Short task: Set each record down exactly, excluding all images.

-- Data for this task start --

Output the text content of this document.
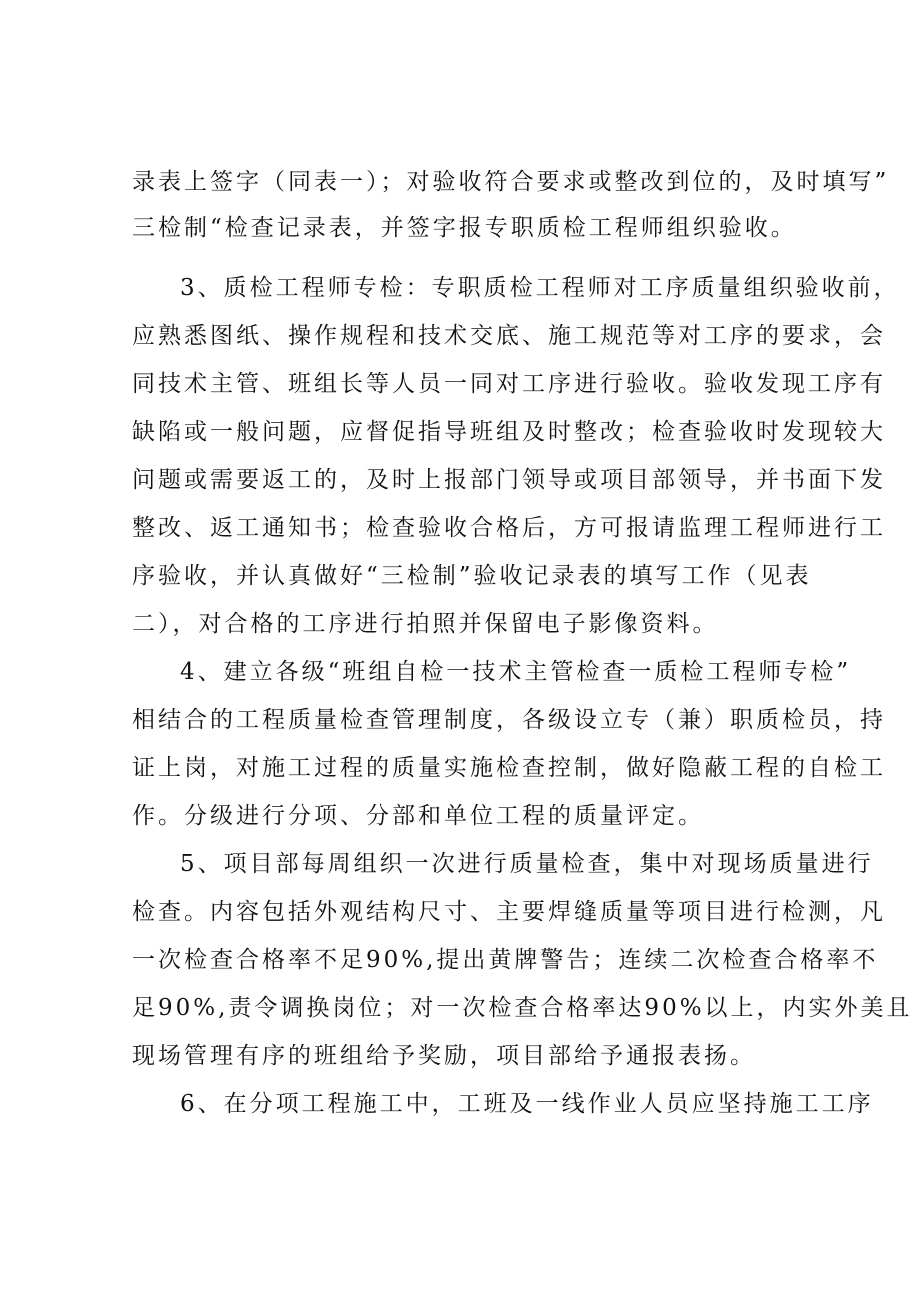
录表上签字（同表一）；对验收符合要求或整改到位的，及时填写”
三检制“检查记录表，并签字报专职质检工程师组织验收。
3、质检工程师专检：专职质检工程师对工序质量组织验收前，
应熟悉图纸、操作规程和技术交底、施工规范等对工序的要求，会
同技术主管、班组长等人员一同对工序进行验收。验收发现工序有
缺陷或一般问题，应督促指导班组及时整改；检查验收时发现较大
问题或需要返工的，及时上报部门领导或项目部领导，并书面下发
整改、返工通知书；检查验收合格后，方可报请监理工程师进行工
序验收，并认真做好“三检制”验收记录表的填写工作（见表
二），对合格的工序进行拍照并保留电子影像资料。
4、建立各级“班组自检一技术主管检查一质检工程师专检”
相结合的工程质量检查管理制度，各级设立专（兼）职质检员，持
证上岗，对施工过程的质量实施检查控制，做好隐蔽工程的自检工
作。分级进行分项、分部和单位工程的质量评定。
5、项目部每周组织一次进行质量检查，集中对现场质量进行
检查。内容包括外观结构尺寸、主要焊缝质量等项目进行检测，凡
一次检查合格率不足90%,提出黄牌警告；连续二次检查合格率不
足90%,责令调换岗位；对一次检查合格率达90%以上，内实外美且
现场管理有序的班组给予奖励，项目部给予通报表扬。
6、在分项工程施工中，工班及一线作业人员应坚持施工工序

-- Data for this task end --

Task response:
Output the text content of this document.
录表上签字（同表一）；对验收符合要求或整改到位的，及时填写”
三检制“检查记录表，并签字报专职质检工程师组织验收。
3、质检工程师专检：专职质检工程师对工序质量组织验收前，
应熟悉图纸、操作规程和技术交底、施工规范等对工序的要求，会
同技术主管、班组长等人员一同对工序进行验收。验收发现工序有
缺陷或一般问题，应督促指导班组及时整改；检查验收时发现较大
问题或需要返工的，及时上报部门领导或项目部领导，并书面下发
整改、返工通知书；检查验收合格后，方可报请监理工程师进行工
序验收，并认真做好“三检制”验收记录表的填写工作（见表
二），对合格的工序进行拍照并保留电子影像资料。
4、建立各级“班组自检一技术主管检查一质检工程师专检”
相结合的工程质量检查管理制度，各级设立专（兼）职质检员，持
证上岗，对施工过程的质量实施检查控制，做好隐蔽工程的自检工
作。分级进行分项、分部和单位工程的质量评定。
5、项目部每周组织一次进行质量检查，集中对现场质量进行
检查。内容包括外观结构尺寸、主要焊缝质量等项目进行检测，凡
一次检查合格率不足90%,提出黄牌警告；连续二次检查合格率不
足90%,责令调换岗位；对一次检查合格率达90%以上，内实外美且
现场管理有序的班组给予奖励，项目部给予通报表扬。
6、在分项工程施工中，工班及一线作业人员应坚持施工工序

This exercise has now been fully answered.